Materials provided:
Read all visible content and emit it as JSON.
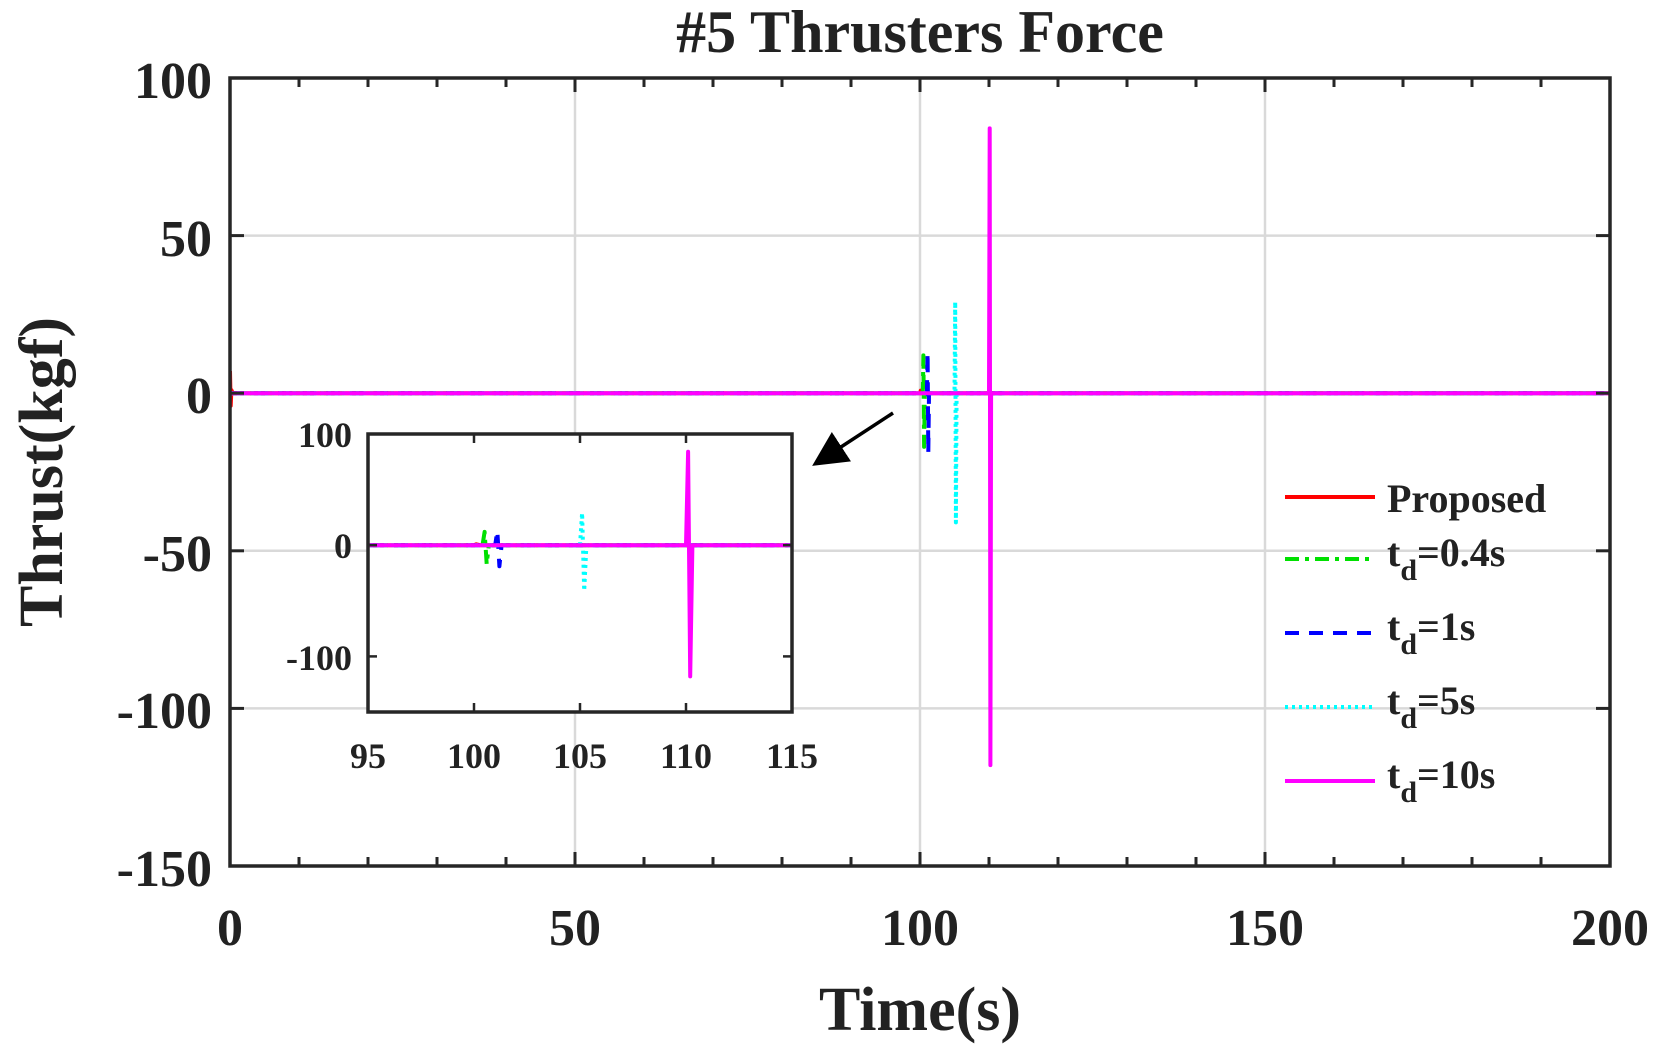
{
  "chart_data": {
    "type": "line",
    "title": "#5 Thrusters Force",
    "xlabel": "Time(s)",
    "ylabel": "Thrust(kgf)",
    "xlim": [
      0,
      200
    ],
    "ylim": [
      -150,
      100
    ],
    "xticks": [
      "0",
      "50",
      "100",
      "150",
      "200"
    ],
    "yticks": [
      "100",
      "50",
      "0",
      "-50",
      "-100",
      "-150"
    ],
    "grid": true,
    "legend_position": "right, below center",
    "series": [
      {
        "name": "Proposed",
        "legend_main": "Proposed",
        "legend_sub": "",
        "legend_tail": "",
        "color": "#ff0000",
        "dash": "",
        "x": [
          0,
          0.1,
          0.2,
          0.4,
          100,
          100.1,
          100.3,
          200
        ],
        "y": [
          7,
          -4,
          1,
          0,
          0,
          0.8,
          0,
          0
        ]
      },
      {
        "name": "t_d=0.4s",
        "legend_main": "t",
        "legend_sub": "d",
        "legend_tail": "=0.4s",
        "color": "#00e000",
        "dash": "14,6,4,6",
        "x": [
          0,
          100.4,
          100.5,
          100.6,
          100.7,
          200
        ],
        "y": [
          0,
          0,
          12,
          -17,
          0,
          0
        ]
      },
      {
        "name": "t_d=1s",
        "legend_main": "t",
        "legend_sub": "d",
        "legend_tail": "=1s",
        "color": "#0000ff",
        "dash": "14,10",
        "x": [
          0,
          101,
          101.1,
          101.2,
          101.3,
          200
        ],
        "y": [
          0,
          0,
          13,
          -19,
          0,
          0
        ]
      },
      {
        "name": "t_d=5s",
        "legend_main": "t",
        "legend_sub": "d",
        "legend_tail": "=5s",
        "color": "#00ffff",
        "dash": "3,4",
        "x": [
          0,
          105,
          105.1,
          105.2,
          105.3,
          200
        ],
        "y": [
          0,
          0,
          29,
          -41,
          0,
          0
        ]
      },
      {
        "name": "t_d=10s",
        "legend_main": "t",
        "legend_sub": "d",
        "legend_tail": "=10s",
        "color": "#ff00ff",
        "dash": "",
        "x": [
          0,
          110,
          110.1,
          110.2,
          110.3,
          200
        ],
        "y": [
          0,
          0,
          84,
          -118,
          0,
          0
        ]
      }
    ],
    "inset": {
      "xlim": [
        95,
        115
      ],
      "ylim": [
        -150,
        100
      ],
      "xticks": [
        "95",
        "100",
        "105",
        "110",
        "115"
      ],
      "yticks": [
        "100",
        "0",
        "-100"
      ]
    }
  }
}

Challenge: Identify the lines that hold the word "name". Copy every one of them.

Solution to this task:
        "name": "Proposed",
        "name": "t_d=0.4s",
        "name": "t_d=1s",
        "name": "t_d=5s",
        "name": "t_d=10s",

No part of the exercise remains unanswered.